What to work on: Copy out the entries below, replacing each "contour-label" with "isoline-label" and leaving everything else as it is.

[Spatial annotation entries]

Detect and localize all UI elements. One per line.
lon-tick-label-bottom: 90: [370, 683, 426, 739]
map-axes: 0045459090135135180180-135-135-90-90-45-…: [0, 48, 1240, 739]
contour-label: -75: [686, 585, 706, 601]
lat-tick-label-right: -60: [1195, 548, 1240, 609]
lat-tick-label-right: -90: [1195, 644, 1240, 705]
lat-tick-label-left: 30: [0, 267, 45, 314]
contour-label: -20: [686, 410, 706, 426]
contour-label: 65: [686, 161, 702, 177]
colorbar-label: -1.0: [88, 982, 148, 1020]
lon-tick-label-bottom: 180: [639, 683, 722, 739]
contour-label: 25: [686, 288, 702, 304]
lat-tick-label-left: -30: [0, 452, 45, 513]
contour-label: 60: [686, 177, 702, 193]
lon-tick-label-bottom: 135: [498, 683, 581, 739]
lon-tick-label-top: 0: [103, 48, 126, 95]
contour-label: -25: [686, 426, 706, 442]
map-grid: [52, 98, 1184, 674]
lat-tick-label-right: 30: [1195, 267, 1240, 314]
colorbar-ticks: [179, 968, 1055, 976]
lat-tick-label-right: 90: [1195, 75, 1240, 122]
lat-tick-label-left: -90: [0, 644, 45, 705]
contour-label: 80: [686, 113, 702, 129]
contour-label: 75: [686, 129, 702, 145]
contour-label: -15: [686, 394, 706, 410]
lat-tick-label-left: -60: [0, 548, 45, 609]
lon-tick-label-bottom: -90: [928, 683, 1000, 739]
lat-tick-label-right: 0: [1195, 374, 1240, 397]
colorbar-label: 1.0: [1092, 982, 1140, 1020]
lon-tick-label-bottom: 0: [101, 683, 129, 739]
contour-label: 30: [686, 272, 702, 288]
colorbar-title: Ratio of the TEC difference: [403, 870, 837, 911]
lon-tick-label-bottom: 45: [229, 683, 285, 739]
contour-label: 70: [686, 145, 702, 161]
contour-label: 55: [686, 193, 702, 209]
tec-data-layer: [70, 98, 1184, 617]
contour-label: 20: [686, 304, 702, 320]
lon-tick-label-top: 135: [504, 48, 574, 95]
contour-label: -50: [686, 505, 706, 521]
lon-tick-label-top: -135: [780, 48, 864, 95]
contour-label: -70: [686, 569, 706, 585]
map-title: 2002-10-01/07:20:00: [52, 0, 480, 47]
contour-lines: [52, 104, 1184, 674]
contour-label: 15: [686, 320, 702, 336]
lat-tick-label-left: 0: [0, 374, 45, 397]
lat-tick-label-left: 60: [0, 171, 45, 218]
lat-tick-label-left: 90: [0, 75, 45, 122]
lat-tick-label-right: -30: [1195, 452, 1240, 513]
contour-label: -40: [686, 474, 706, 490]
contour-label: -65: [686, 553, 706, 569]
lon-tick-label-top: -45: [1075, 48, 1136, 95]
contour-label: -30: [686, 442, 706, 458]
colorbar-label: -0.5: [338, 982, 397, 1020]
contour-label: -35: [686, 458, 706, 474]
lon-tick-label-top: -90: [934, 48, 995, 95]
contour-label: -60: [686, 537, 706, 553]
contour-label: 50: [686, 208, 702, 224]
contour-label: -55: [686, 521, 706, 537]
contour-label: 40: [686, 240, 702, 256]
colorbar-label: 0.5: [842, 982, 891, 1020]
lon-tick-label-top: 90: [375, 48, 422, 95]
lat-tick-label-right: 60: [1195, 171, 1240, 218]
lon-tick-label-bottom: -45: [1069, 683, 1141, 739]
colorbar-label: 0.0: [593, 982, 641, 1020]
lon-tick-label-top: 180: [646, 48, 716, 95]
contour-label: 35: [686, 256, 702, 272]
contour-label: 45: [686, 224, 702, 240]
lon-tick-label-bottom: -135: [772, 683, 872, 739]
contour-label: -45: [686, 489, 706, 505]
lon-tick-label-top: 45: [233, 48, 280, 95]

Final result:
Detect and localize all UI elements. One per line.
lon-tick-label-bottom: 90: [370, 683, 426, 739]
map-axes: 0045459090135135180180-135-135-90-90-45-…: [0, 48, 1240, 739]
isoline-label: -75: [686, 585, 706, 601]
lat-tick-label-right: -60: [1195, 548, 1240, 609]
lat-tick-label-right: -90: [1195, 644, 1240, 705]
lat-tick-label-left: 30: [0, 267, 45, 314]
isoline-label: -20: [686, 410, 706, 426]
isoline-label: 65: [686, 161, 702, 177]
colorbar-label: -1.0: [88, 982, 148, 1020]
lon-tick-label-bottom: 180: [639, 683, 722, 739]
isoline-label: 25: [686, 288, 702, 304]
lat-tick-label-left: -30: [0, 452, 45, 513]
isoline-label: 60: [686, 177, 702, 193]
lon-tick-label-bottom: 135: [498, 683, 581, 739]
lon-tick-label-top: 0: [103, 48, 126, 95]
isoline-label: -25: [686, 426, 706, 442]
map-grid: [52, 98, 1184, 674]
lat-tick-label-right: 30: [1195, 267, 1240, 314]
colorbar-ticks: [179, 968, 1055, 976]
lat-tick-label-right: 90: [1195, 75, 1240, 122]
lat-tick-label-left: -90: [0, 644, 45, 705]
isoline-label: 80: [686, 113, 702, 129]
isoline-label: 75: [686, 129, 702, 145]
isoline-label: -15: [686, 394, 706, 410]
lat-tick-label-left: -60: [0, 548, 45, 609]
lon-tick-label-bottom: -90: [928, 683, 1000, 739]
lat-tick-label-right: 0: [1195, 374, 1240, 397]
colorbar-label: 1.0: [1092, 982, 1140, 1020]
lon-tick-label-bottom: 0: [101, 683, 129, 739]
isoline-label: 30: [686, 272, 702, 288]
colorbar-title: Ratio of the TEC difference: [403, 870, 837, 911]
lon-tick-label-bottom: 45: [229, 683, 285, 739]
isoline-label: 70: [686, 145, 702, 161]
isoline-label: 55: [686, 193, 702, 209]
tec-data-layer: [70, 98, 1184, 617]
isoline-label: 20: [686, 304, 702, 320]
lon-tick-label-top: 135: [504, 48, 574, 95]
isoline-label: -50: [686, 505, 706, 521]
lon-tick-label-top: -135: [780, 48, 864, 95]
isoline-label: -70: [686, 569, 706, 585]
map-title: 2002-10-01/07:20:00: [52, 0, 480, 47]
contour-lines: [52, 104, 1184, 674]
isoline-label: 15: [686, 320, 702, 336]
lat-tick-label-left: 0: [0, 374, 45, 397]
lat-tick-label-left: 60: [0, 171, 45, 218]
lat-tick-label-left: 90: [0, 75, 45, 122]
lat-tick-label-right: -30: [1195, 452, 1240, 513]
isoline-label: -40: [686, 474, 706, 490]
isoline-label: -65: [686, 553, 706, 569]
lon-tick-label-top: -45: [1075, 48, 1136, 95]
isoline-label: -30: [686, 442, 706, 458]
colorbar-label: -0.5: [338, 982, 397, 1020]
isoline-label: -35: [686, 458, 706, 474]
lon-tick-label-top: -90: [934, 48, 995, 95]
isoline-label: -60: [686, 537, 706, 553]
isoline-label: 50: [686, 208, 702, 224]
isoline-label: -55: [686, 521, 706, 537]
isoline-label: 40: [686, 240, 702, 256]
colorbar-label: 0.5: [842, 982, 891, 1020]
lon-tick-label-top: 90: [375, 48, 422, 95]
lat-tick-label-right: 60: [1195, 171, 1240, 218]
lon-tick-label-bottom: -45: [1069, 683, 1141, 739]
colorbar-label: 0.0: [593, 982, 641, 1020]
lon-tick-label-top: 180: [646, 48, 716, 95]
isoline-label: 35: [686, 256, 702, 272]
isoline-label: 45: [686, 224, 702, 240]
lon-tick-label-bottom: -135: [772, 683, 872, 739]
isoline-label: -45: [686, 489, 706, 505]
lon-tick-label-top: 45: [233, 48, 280, 95]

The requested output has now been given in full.